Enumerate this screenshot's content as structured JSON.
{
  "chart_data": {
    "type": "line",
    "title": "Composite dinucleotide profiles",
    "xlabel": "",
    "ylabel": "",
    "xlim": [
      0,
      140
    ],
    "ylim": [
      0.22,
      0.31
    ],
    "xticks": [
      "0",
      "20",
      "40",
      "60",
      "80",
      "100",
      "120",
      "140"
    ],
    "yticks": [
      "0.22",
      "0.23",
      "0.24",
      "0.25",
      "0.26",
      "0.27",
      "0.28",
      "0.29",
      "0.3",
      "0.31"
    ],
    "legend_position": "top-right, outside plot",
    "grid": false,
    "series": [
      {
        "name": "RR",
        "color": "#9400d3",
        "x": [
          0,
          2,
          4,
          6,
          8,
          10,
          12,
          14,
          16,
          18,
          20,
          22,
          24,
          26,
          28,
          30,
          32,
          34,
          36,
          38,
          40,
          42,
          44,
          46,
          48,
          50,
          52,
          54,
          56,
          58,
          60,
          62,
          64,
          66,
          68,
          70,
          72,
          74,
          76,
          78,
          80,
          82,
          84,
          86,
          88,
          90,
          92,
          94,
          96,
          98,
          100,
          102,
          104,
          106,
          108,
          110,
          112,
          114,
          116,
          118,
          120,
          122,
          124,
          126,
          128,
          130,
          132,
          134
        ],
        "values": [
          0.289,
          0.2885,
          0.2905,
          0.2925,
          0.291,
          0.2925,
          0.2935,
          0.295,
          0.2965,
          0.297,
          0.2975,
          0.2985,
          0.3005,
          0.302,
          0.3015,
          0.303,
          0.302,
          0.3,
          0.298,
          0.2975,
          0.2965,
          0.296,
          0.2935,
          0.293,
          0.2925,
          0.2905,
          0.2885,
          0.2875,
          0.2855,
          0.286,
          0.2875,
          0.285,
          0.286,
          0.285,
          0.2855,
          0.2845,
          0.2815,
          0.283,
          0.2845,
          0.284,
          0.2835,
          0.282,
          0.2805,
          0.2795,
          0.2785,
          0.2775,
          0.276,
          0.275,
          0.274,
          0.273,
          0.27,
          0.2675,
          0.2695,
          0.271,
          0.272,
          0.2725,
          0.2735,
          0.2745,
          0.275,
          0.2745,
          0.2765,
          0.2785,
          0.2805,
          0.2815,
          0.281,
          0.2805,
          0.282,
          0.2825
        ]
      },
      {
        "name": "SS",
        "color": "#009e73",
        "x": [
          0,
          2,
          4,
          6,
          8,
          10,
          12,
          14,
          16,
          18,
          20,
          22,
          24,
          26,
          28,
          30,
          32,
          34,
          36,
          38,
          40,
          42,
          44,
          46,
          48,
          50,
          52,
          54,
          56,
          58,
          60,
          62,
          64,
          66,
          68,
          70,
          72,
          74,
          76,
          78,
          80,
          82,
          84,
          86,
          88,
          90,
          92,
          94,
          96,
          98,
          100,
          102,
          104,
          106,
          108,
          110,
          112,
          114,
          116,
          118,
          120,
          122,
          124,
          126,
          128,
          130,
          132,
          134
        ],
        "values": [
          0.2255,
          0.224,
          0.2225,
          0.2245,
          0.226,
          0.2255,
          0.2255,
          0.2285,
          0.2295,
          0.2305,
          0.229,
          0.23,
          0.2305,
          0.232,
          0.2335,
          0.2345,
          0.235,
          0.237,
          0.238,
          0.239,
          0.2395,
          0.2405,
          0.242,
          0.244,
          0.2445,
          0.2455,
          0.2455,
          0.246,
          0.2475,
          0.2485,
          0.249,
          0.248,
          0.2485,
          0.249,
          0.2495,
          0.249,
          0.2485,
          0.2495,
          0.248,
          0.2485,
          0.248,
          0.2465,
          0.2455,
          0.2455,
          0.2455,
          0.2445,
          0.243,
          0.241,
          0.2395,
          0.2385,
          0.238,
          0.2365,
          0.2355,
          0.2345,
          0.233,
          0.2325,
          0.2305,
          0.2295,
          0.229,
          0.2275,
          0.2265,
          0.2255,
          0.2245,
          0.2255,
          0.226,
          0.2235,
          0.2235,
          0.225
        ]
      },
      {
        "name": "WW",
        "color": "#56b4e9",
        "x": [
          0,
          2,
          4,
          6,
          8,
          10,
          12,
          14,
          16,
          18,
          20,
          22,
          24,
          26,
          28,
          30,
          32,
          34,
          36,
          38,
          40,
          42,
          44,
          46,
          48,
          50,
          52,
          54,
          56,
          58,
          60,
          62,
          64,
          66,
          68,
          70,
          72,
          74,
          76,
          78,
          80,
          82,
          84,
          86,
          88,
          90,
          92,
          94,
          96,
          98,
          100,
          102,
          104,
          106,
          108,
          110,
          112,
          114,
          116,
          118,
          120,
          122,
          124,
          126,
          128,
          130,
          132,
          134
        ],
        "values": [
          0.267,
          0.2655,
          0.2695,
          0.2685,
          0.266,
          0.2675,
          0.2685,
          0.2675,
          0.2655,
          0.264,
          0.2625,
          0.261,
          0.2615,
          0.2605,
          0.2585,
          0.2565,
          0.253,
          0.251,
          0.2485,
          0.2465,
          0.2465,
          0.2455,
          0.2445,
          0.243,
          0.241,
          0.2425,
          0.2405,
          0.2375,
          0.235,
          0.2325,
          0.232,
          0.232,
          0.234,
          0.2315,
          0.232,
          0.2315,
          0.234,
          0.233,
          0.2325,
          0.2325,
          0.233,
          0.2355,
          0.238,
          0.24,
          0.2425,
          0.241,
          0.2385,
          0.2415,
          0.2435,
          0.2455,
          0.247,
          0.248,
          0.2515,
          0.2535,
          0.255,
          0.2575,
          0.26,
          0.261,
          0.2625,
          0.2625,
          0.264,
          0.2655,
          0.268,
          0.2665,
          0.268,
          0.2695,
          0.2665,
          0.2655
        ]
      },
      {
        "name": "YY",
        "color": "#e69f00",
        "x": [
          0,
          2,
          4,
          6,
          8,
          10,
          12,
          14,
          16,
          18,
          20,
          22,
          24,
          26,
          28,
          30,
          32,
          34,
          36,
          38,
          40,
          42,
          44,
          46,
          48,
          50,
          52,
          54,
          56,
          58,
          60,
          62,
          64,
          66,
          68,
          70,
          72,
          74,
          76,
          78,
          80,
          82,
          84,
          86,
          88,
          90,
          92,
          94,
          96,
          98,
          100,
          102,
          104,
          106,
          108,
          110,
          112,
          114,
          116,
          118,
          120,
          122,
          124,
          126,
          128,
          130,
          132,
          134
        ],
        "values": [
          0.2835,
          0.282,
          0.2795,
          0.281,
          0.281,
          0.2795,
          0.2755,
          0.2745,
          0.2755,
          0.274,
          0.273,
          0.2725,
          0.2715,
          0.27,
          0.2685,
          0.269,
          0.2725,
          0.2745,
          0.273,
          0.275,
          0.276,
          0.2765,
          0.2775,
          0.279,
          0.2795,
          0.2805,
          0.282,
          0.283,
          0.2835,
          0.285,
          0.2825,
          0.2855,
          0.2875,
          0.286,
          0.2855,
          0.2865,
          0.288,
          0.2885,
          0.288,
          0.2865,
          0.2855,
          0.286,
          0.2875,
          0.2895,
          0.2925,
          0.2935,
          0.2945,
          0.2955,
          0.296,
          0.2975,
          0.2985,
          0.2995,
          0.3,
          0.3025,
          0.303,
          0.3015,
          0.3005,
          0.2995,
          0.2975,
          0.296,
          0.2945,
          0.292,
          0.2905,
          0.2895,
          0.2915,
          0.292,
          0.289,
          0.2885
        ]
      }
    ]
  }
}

++++++++++++++++++++

Copy all the records above exactly, missing none.

- **Final result**
Enumerate this screenshot's content as structured JSON.
{
  "chart_data": {
    "type": "line",
    "title": "Composite dinucleotide profiles",
    "xlabel": "",
    "ylabel": "",
    "xlim": [
      0,
      140
    ],
    "ylim": [
      0.22,
      0.31
    ],
    "xticks": [
      "0",
      "20",
      "40",
      "60",
      "80",
      "100",
      "120",
      "140"
    ],
    "yticks": [
      "0.22",
      "0.23",
      "0.24",
      "0.25",
      "0.26",
      "0.27",
      "0.28",
      "0.29",
      "0.3",
      "0.31"
    ],
    "legend_position": "top-right, outside plot",
    "grid": false,
    "series": [
      {
        "name": "RR",
        "color": "#9400d3",
        "x": [
          0,
          2,
          4,
          6,
          8,
          10,
          12,
          14,
          16,
          18,
          20,
          22,
          24,
          26,
          28,
          30,
          32,
          34,
          36,
          38,
          40,
          42,
          44,
          46,
          48,
          50,
          52,
          54,
          56,
          58,
          60,
          62,
          64,
          66,
          68,
          70,
          72,
          74,
          76,
          78,
          80,
          82,
          84,
          86,
          88,
          90,
          92,
          94,
          96,
          98,
          100,
          102,
          104,
          106,
          108,
          110,
          112,
          114,
          116,
          118,
          120,
          122,
          124,
          126,
          128,
          130,
          132,
          134
        ],
        "values": [
          0.289,
          0.2885,
          0.2905,
          0.2925,
          0.291,
          0.2925,
          0.2935,
          0.295,
          0.2965,
          0.297,
          0.2975,
          0.2985,
          0.3005,
          0.302,
          0.3015,
          0.303,
          0.302,
          0.3,
          0.298,
          0.2975,
          0.2965,
          0.296,
          0.2935,
          0.293,
          0.2925,
          0.2905,
          0.2885,
          0.2875,
          0.2855,
          0.286,
          0.2875,
          0.285,
          0.286,
          0.285,
          0.2855,
          0.2845,
          0.2815,
          0.283,
          0.2845,
          0.284,
          0.2835,
          0.282,
          0.2805,
          0.2795,
          0.2785,
          0.2775,
          0.276,
          0.275,
          0.274,
          0.273,
          0.27,
          0.2675,
          0.2695,
          0.271,
          0.272,
          0.2725,
          0.2735,
          0.2745,
          0.275,
          0.2745,
          0.2765,
          0.2785,
          0.2805,
          0.2815,
          0.281,
          0.2805,
          0.282,
          0.2825
        ]
      },
      {
        "name": "SS",
        "color": "#009e73",
        "x": [
          0,
          2,
          4,
          6,
          8,
          10,
          12,
          14,
          16,
          18,
          20,
          22,
          24,
          26,
          28,
          30,
          32,
          34,
          36,
          38,
          40,
          42,
          44,
          46,
          48,
          50,
          52,
          54,
          56,
          58,
          60,
          62,
          64,
          66,
          68,
          70,
          72,
          74,
          76,
          78,
          80,
          82,
          84,
          86,
          88,
          90,
          92,
          94,
          96,
          98,
          100,
          102,
          104,
          106,
          108,
          110,
          112,
          114,
          116,
          118,
          120,
          122,
          124,
          126,
          128,
          130,
          132,
          134
        ],
        "values": [
          0.2255,
          0.224,
          0.2225,
          0.2245,
          0.226,
          0.2255,
          0.2255,
          0.2285,
          0.2295,
          0.2305,
          0.229,
          0.23,
          0.2305,
          0.232,
          0.2335,
          0.2345,
          0.235,
          0.237,
          0.238,
          0.239,
          0.2395,
          0.2405,
          0.242,
          0.244,
          0.2445,
          0.2455,
          0.2455,
          0.246,
          0.2475,
          0.2485,
          0.249,
          0.248,
          0.2485,
          0.249,
          0.2495,
          0.249,
          0.2485,
          0.2495,
          0.248,
          0.2485,
          0.248,
          0.2465,
          0.2455,
          0.2455,
          0.2455,
          0.2445,
          0.243,
          0.241,
          0.2395,
          0.2385,
          0.238,
          0.2365,
          0.2355,
          0.2345,
          0.233,
          0.2325,
          0.2305,
          0.2295,
          0.229,
          0.2275,
          0.2265,
          0.2255,
          0.2245,
          0.2255,
          0.226,
          0.2235,
          0.2235,
          0.225
        ]
      },
      {
        "name": "WW",
        "color": "#56b4e9",
        "x": [
          0,
          2,
          4,
          6,
          8,
          10,
          12,
          14,
          16,
          18,
          20,
          22,
          24,
          26,
          28,
          30,
          32,
          34,
          36,
          38,
          40,
          42,
          44,
          46,
          48,
          50,
          52,
          54,
          56,
          58,
          60,
          62,
          64,
          66,
          68,
          70,
          72,
          74,
          76,
          78,
          80,
          82,
          84,
          86,
          88,
          90,
          92,
          94,
          96,
          98,
          100,
          102,
          104,
          106,
          108,
          110,
          112,
          114,
          116,
          118,
          120,
          122,
          124,
          126,
          128,
          130,
          132,
          134
        ],
        "values": [
          0.267,
          0.2655,
          0.2695,
          0.2685,
          0.266,
          0.2675,
          0.2685,
          0.2675,
          0.2655,
          0.264,
          0.2625,
          0.261,
          0.2615,
          0.2605,
          0.2585,
          0.2565,
          0.253,
          0.251,
          0.2485,
          0.2465,
          0.2465,
          0.2455,
          0.2445,
          0.243,
          0.241,
          0.2425,
          0.2405,
          0.2375,
          0.235,
          0.2325,
          0.232,
          0.232,
          0.234,
          0.2315,
          0.232,
          0.2315,
          0.234,
          0.233,
          0.2325,
          0.2325,
          0.233,
          0.2355,
          0.238,
          0.24,
          0.2425,
          0.241,
          0.2385,
          0.2415,
          0.2435,
          0.2455,
          0.247,
          0.248,
          0.2515,
          0.2535,
          0.255,
          0.2575,
          0.26,
          0.261,
          0.2625,
          0.2625,
          0.264,
          0.2655,
          0.268,
          0.2665,
          0.268,
          0.2695,
          0.2665,
          0.2655
        ]
      },
      {
        "name": "YY",
        "color": "#e69f00",
        "x": [
          0,
          2,
          4,
          6,
          8,
          10,
          12,
          14,
          16,
          18,
          20,
          22,
          24,
          26,
          28,
          30,
          32,
          34,
          36,
          38,
          40,
          42,
          44,
          46,
          48,
          50,
          52,
          54,
          56,
          58,
          60,
          62,
          64,
          66,
          68,
          70,
          72,
          74,
          76,
          78,
          80,
          82,
          84,
          86,
          88,
          90,
          92,
          94,
          96,
          98,
          100,
          102,
          104,
          106,
          108,
          110,
          112,
          114,
          116,
          118,
          120,
          122,
          124,
          126,
          128,
          130,
          132,
          134
        ],
        "values": [
          0.2835,
          0.282,
          0.2795,
          0.281,
          0.281,
          0.2795,
          0.2755,
          0.2745,
          0.2755,
          0.274,
          0.273,
          0.2725,
          0.2715,
          0.27,
          0.2685,
          0.269,
          0.2725,
          0.2745,
          0.273,
          0.275,
          0.276,
          0.2765,
          0.2775,
          0.279,
          0.2795,
          0.2805,
          0.282,
          0.283,
          0.2835,
          0.285,
          0.2825,
          0.2855,
          0.2875,
          0.286,
          0.2855,
          0.2865,
          0.288,
          0.2885,
          0.288,
          0.2865,
          0.2855,
          0.286,
          0.2875,
          0.2895,
          0.2925,
          0.2935,
          0.2945,
          0.2955,
          0.296,
          0.2975,
          0.2985,
          0.2995,
          0.3,
          0.3025,
          0.303,
          0.3015,
          0.3005,
          0.2995,
          0.2975,
          0.296,
          0.2945,
          0.292,
          0.2905,
          0.2895,
          0.2915,
          0.292,
          0.289,
          0.2885
        ]
      }
    ]
  }
}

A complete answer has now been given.